Marler means that in a good way. But here’s what the playbook has to say about public-power advocates on page 6: “The push for a takeover often begins with a small group of activists. Most of these activists have been seduced by the false notion that municipalization will automatically lead to benefits.” Any anti-public-power campaign worth its salt needs its own citizens group to give the counterinsurgency a “grassroots” feel.
Enter the Citizens for Reliable and Affordable Energy (CRAE), a new citizens group that recently has been going door to door in West Sacramento, trying to get the message out that the SMUD takeover is costly and risky.
The new group was created by local political consulting firm Townsend Raimundo Besler and Usher, which has been retained by PG&E to run its anti-annexation campaign.
So far, CRAE consists solely of paid staff, but Jeff Raimundo hopes its ranks soon will swell with volunteers.
“We’re gearing up for an election, but we need to be prepared on multiple fronts,” Raimundo explained. “A lot of the focus is going to be on getting people to oppose it right now at the LAFCO.”
Raimundo noted that the company does not yet have to submit any campaign disclosure reports—saying how it is spending money to fight the annexation—to the county clerk or state elections officials. After all, there’s no election scheduled yet, so there’s officially no campaign. Same with the polls PG&E has conducted in Yolo County. In February, Sally Parker got one of these calls.
Parker said the poll contained the usual questions about elected officials (President George W. Bush, Senator Dianne Feinstein, Governor Arnold Schwarzenegger) and questions about general political attitudes, before moving into the detailed questions about SMUD and PG&E.

To be done:
1 > List every all-capital abbreviation in the article on PG&E's campaign against the SMUD annexation.
2 > Write a continuation of the article on PG&E's campaign against the SMUD annexation, beginning after its last sentence.
The material that comes next has no role in this exercise.

Items:
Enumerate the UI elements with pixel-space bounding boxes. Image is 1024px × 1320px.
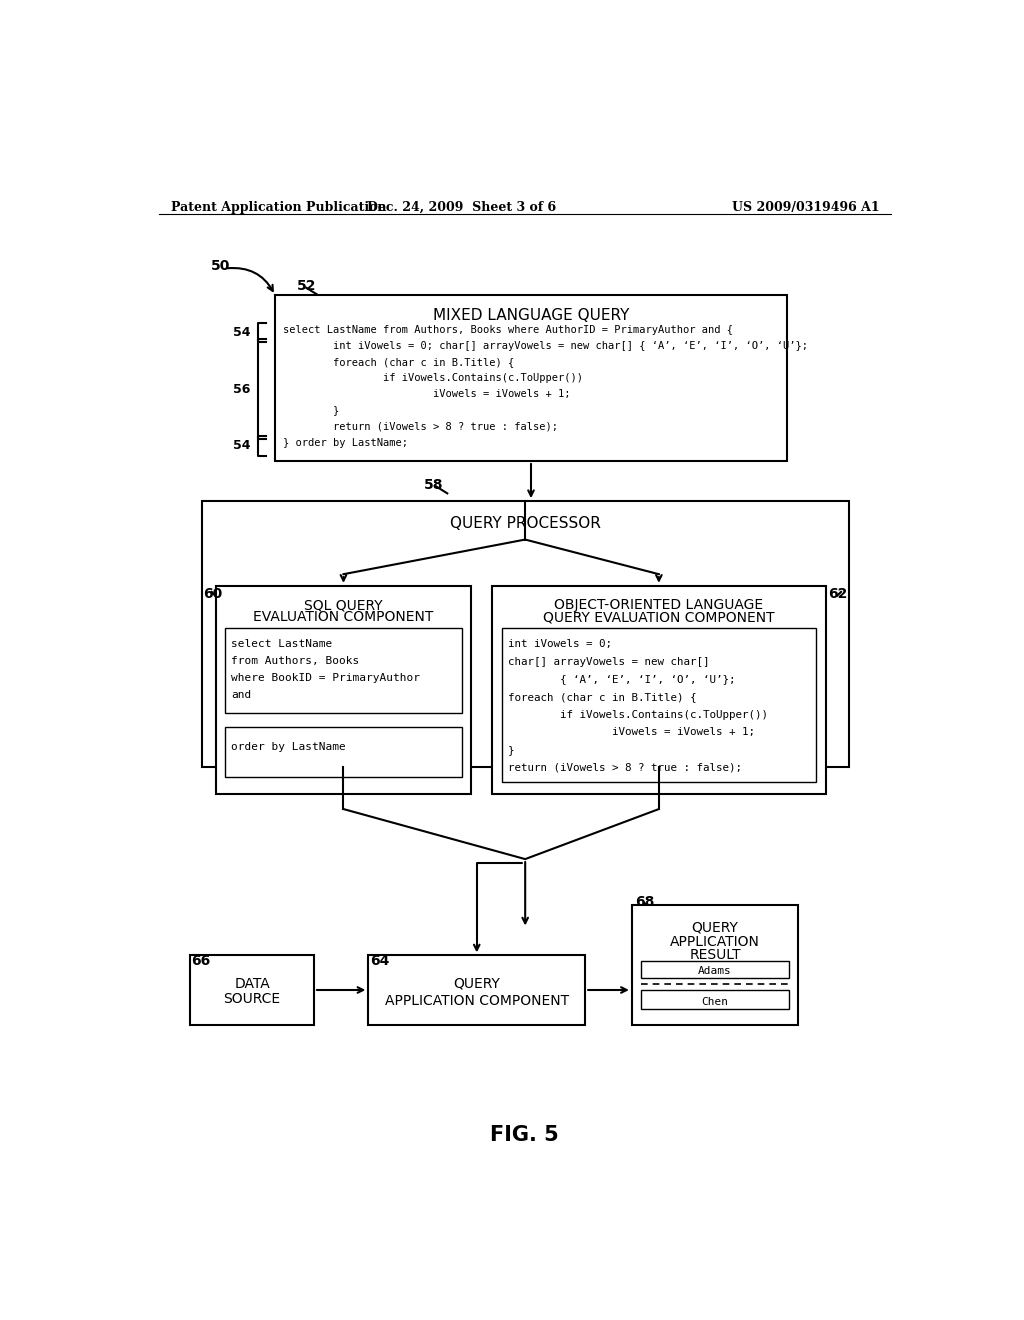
Text: Dec. 24, 2009  Sheet 3 of 6: Dec. 24, 2009 Sheet 3 of 6	[367, 201, 556, 214]
Text: } order by LastName;: } order by LastName;	[283, 438, 408, 447]
Text: return (iVowels > 8 ? true : false);: return (iVowels > 8 ? true : false);	[508, 763, 741, 772]
Text: return (iVowels > 8 ? true : false);: return (iVowels > 8 ? true : false);	[283, 422, 558, 432]
Text: 66: 66	[191, 954, 211, 968]
Text: iVowels = iVowels + 1;: iVowels = iVowels + 1;	[508, 727, 755, 738]
Text: Chen: Chen	[701, 997, 728, 1007]
Text: 62: 62	[827, 587, 847, 602]
Text: char[] arrayVowels = new char[]: char[] arrayVowels = new char[]	[508, 656, 710, 667]
Text: APPLICATION: APPLICATION	[670, 935, 760, 949]
Text: QUERY: QUERY	[454, 977, 500, 991]
Text: 50: 50	[211, 259, 230, 272]
Text: Adams: Adams	[698, 966, 732, 975]
Text: where BookID = PrimaryAuthor: where BookID = PrimaryAuthor	[231, 673, 420, 682]
Text: foreach (char c in B.Title) {: foreach (char c in B.Title) {	[283, 358, 514, 367]
Bar	[225, 628, 462, 713]
Text: MIXED LANGUAGE QUERY: MIXED LANGUAGE QUERY	[433, 308, 629, 323]
Text: from Authors, Books: from Authors, Books	[231, 656, 359, 665]
Text: if iVowels.Contains(c.ToUpper()): if iVowels.Contains(c.ToUpper())	[283, 374, 583, 383]
Text: 54: 54	[232, 440, 251, 453]
Text: 54: 54	[232, 326, 251, 339]
Bar	[369, 956, 586, 1024]
Text: 52: 52	[297, 280, 316, 293]
Text: and: and	[231, 689, 251, 700]
Text: Patent Application Publication: Patent Application Publication	[171, 201, 386, 214]
Text: iVowels = iVowels + 1;: iVowels = iVowels + 1;	[283, 389, 570, 400]
Text: SQL QUERY: SQL QUERY	[304, 598, 383, 612]
Text: 58: 58	[424, 478, 443, 492]
Text: 60: 60	[203, 587, 222, 602]
Bar	[502, 628, 816, 781]
Bar	[275, 296, 786, 461]
Bar	[493, 586, 825, 793]
Bar	[641, 990, 790, 1010]
Text: SOURCE: SOURCE	[223, 993, 281, 1006]
Text: { ‘A’, ‘E’, ‘I’, ‘O’, ‘U’};: { ‘A’, ‘E’, ‘I’, ‘O’, ‘U’};	[508, 675, 735, 684]
Text: EVALUATION COMPONENT: EVALUATION COMPONENT	[253, 610, 433, 624]
Text: QUERY: QUERY	[691, 921, 738, 935]
Text: int iVowels = 0;: int iVowels = 0;	[508, 639, 611, 649]
Text: OBJECT-ORIENTED LANGUAGE: OBJECT-ORIENTED LANGUAGE	[554, 598, 764, 612]
Text: }: }	[283, 405, 339, 416]
Text: foreach (char c in B.Title) {: foreach (char c in B.Title) {	[508, 692, 696, 702]
Text: RESULT: RESULT	[689, 949, 741, 962]
Bar	[190, 956, 314, 1024]
Text: 56: 56	[233, 383, 251, 396]
Bar	[202, 502, 849, 767]
Text: 68: 68	[635, 895, 654, 909]
Text: if iVowels.Contains(c.ToUpper()): if iVowels.Contains(c.ToUpper())	[508, 710, 768, 719]
Bar	[641, 961, 790, 978]
Bar	[225, 726, 462, 776]
Text: DATA: DATA	[234, 977, 270, 991]
Bar	[632, 906, 799, 1024]
Text: FIG. 5: FIG. 5	[490, 1125, 559, 1144]
Text: QUERY PROCESSOR: QUERY PROCESSOR	[450, 516, 601, 532]
Text: order by LastName: order by LastName	[231, 742, 346, 752]
Text: int iVowels = 0; char[] arrayVowels = new char[] { ‘A’, ‘E’, ‘I’, ‘O’, ‘U’};: int iVowels = 0; char[] arrayVowels = ne…	[283, 341, 808, 351]
Text: QUERY EVALUATION COMPONENT: QUERY EVALUATION COMPONENT	[543, 610, 775, 624]
Text: select LastName: select LastName	[231, 639, 333, 649]
Text: APPLICATION COMPONENT: APPLICATION COMPONENT	[385, 994, 568, 1008]
Bar	[216, 586, 471, 793]
Text: US 2009/0319496 A1: US 2009/0319496 A1	[732, 201, 880, 214]
Text: select LastName from Authors, Books where AuthorID = PrimaryAuthor and {: select LastName from Authors, Books wher…	[283, 325, 733, 335]
Text: }: }	[508, 744, 514, 755]
Text: 64: 64	[370, 954, 389, 968]
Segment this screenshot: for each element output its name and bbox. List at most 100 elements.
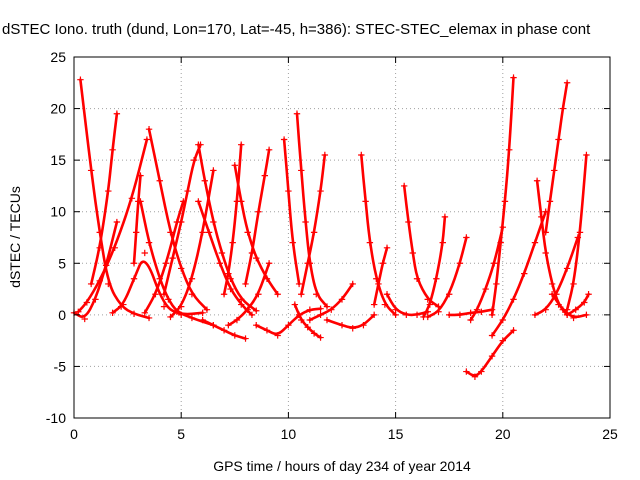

In response:
1 > SMUD, CRAE, PG&E, LAFCO

2 >
Perhaps previewing what might come if the annexation proceeds from the ballot box, the poll included the question “Would you support the city of Davis paying for PG&E’s legal fees?”
Donna Lott, another Davis resident who was polled, said, “It sounded like they were trying to figure out how much people would oppose SMUD. I told them I supported it.”
Taber wouldn’t comment on the polling, saying that any polls conducted by PG&E were “proprietary and confidential.” Again, without an election scheduled, the company doesn’t need to provide any information about what it is spending to local elections officials.
“They are obviously spending money. They should report it. I think PG&E has to say what they are doing in Yolo County,” said public-power activist Berman.
According to Yolo County elections clerk Freddie Oakley, PG&E has yet to form any political expenditure committees. “They can probably get by saying it’s corporate advertising or PR,” said Oakley.
Page 16: “Hire an experienced political consultant.”
As the playbook notes, “A successful campaign requires specialized skills in the areas of research, general advertising, direct mail, voter targeting, message development, and, most importantly, campaign strategy and positioning.”
Townsend Raimundo Besler and Usher certainly fits the bill in that regard. The company boasts a long list of political wins: It’s gotten statewide ballot measures passed, gotten Lou Blanas elected sheriff a couple of times and helped make Joe Serna mayor.
Marler says that the local governments and SMUD aren’t allowed to mount the kind of advertising campaign PG&E can, “to create fear and doubt in the minds of John Q. Public.”
“We can’t campaign; we can only educate people,” said Marler.
In 2002, PG&E spent more than $2 million to defeat the public-power measure Proposition D in San Francisco. By contrast, the proponents of the measure were only able to raise about $70,000. Marler sees a similarly lopsided campaign coming to Yolo County.
“I don’t see PG&E bowing gracefully out of this. I think this is going to be fought tooth and nail,” said Marler.
In San Francisco that year, PG&E hired Nielsen Merksamer—the same firm that ran the successful campaign against the proposed Davis Municipal Utility District in 2000.
In October 2004, Nielsen Merksamer was fined $240,000 for failing to report about $800,000 in campaign contributions from PG&E to defeat Proposition D. PG&E spent more than $2 million in successfully defeating the measure.
PG&E can be as rough on its own consultants as it is on its opponents. In South San Joaquin, PG&E hired a political consultant called Meridian Pacific.
One of the principal partners in the firm is Matt Rexroad, currently the mayor of Woodland. He had to recuse himself from the votes on supporting annexation in Yolo County.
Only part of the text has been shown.